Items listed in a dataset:
- - - -
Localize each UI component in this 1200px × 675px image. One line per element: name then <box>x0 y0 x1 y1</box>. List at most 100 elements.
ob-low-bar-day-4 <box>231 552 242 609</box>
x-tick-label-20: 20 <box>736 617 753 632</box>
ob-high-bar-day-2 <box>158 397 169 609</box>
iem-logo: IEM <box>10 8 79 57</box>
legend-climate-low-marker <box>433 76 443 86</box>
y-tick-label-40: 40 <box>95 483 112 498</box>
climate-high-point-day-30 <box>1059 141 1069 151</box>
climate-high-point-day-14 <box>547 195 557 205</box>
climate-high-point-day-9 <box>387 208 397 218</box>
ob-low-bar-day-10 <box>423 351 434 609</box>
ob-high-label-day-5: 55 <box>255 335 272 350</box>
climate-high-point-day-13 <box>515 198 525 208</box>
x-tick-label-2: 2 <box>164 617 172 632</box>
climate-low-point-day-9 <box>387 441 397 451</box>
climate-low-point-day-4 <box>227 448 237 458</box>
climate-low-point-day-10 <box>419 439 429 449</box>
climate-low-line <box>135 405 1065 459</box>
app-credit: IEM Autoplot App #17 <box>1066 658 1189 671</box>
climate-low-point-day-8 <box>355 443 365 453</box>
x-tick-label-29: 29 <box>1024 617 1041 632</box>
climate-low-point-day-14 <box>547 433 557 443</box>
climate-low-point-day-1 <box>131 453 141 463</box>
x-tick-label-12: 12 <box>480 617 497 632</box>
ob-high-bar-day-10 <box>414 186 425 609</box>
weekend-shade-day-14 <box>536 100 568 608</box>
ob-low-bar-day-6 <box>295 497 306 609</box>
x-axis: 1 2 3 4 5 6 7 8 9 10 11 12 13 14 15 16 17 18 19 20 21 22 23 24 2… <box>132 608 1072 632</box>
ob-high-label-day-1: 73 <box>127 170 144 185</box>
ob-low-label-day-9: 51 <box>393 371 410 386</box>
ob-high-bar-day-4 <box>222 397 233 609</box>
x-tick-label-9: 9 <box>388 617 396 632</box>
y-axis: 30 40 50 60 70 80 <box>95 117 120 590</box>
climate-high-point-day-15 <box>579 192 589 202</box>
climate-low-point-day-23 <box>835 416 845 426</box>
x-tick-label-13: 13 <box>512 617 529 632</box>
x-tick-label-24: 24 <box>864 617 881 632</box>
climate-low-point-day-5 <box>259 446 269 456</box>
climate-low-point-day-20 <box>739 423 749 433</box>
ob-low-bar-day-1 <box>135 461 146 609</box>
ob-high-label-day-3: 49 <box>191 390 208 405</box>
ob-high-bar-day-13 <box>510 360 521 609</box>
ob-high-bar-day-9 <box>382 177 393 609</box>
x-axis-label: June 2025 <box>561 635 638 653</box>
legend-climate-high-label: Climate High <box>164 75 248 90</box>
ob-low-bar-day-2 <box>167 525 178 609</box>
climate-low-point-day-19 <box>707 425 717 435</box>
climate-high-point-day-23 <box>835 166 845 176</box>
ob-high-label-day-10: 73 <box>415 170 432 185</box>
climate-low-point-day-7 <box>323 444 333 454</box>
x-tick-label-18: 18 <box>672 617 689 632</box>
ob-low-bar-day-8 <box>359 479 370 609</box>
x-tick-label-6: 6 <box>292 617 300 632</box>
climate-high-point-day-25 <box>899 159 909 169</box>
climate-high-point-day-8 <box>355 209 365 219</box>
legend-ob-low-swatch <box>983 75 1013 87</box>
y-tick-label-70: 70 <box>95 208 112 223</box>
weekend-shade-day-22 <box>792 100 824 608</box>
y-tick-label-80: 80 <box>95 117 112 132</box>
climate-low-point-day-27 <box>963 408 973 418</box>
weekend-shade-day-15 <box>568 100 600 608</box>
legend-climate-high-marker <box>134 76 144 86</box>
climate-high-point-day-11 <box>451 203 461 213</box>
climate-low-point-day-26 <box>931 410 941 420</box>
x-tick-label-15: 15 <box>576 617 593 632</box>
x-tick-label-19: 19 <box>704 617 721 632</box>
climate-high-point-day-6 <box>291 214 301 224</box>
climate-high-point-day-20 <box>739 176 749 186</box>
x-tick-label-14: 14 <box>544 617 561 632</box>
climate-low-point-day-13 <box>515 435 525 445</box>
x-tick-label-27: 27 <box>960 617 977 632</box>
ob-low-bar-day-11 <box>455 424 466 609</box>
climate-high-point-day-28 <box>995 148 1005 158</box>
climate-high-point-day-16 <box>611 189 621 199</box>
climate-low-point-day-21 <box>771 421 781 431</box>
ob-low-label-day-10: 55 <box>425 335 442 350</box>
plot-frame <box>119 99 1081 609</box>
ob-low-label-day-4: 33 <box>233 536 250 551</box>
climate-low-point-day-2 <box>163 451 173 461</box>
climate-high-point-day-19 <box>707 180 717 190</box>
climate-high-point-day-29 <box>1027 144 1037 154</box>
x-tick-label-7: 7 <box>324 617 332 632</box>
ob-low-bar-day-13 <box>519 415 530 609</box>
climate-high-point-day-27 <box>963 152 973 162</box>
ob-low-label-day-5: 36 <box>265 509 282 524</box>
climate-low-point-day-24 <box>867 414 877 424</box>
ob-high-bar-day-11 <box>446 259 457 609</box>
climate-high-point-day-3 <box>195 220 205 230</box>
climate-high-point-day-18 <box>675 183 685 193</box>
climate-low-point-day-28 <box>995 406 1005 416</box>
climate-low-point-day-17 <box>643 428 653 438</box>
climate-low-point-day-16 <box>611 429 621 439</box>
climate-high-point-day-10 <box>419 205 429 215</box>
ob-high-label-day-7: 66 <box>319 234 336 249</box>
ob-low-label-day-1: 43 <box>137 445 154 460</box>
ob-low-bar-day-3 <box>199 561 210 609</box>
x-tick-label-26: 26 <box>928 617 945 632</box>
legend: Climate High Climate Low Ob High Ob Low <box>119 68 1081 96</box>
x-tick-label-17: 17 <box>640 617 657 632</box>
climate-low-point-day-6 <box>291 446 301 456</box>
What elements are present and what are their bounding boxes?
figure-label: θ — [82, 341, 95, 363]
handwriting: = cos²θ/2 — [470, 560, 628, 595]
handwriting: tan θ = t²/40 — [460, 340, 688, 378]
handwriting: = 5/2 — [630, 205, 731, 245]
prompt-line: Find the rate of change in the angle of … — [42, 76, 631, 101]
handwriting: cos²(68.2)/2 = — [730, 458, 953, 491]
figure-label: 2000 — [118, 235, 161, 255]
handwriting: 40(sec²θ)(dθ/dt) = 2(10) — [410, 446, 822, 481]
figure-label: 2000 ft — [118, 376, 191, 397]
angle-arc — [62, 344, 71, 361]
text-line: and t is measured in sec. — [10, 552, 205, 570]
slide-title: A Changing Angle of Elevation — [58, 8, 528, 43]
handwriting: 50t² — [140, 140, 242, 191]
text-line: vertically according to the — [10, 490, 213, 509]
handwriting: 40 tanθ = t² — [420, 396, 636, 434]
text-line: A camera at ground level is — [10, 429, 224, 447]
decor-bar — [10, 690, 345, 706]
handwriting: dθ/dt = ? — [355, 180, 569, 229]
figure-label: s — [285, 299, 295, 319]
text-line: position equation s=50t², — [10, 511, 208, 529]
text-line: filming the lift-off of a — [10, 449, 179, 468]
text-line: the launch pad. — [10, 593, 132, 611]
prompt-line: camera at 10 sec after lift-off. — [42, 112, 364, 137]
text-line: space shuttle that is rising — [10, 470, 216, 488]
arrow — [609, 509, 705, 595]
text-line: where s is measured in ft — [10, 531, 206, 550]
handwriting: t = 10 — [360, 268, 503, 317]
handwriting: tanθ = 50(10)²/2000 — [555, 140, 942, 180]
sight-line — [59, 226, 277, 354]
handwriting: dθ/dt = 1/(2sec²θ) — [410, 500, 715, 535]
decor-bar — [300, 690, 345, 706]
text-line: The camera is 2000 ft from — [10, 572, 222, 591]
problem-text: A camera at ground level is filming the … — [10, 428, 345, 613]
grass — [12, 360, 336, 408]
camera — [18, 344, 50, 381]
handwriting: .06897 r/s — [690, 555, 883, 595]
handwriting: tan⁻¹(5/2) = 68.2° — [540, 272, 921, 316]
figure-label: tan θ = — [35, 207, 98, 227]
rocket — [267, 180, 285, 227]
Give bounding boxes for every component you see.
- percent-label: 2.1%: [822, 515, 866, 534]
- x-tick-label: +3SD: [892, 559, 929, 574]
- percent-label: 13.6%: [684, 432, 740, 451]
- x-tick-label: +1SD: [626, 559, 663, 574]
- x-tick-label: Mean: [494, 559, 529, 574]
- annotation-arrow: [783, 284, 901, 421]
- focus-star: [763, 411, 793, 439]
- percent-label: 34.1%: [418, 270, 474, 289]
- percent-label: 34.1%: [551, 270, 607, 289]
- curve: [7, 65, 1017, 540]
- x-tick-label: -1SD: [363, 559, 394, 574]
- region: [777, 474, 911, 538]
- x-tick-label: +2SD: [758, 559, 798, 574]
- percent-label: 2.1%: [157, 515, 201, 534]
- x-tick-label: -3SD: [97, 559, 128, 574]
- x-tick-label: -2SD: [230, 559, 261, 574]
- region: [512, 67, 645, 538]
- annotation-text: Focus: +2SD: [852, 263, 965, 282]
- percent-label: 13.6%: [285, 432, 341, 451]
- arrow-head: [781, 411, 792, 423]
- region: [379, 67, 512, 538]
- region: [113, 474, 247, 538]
- - - -
TASK REQUIREMENTS - Reproduce word for word the lines of the records from the very first line through the line containing "climate-high-point-day-9 <box>387 208", including both of those lines.

RESULT -
Localize each UI component in this 1200px × 675px image. One line per element: name then <box>x0 y0 x1 y1</box>. List at most 100 elements.
ob-low-bar-day-4 <box>231 552 242 609</box>
x-tick-label-20: 20 <box>736 617 753 632</box>
ob-high-bar-day-2 <box>158 397 169 609</box>
iem-logo: IEM <box>10 8 79 57</box>
legend-climate-low-marker <box>433 76 443 86</box>
y-tick-label-40: 40 <box>95 483 112 498</box>
climate-high-point-day-30 <box>1059 141 1069 151</box>
climate-high-point-day-14 <box>547 195 557 205</box>
climate-high-point-day-9 <box>387 208 397 218</box>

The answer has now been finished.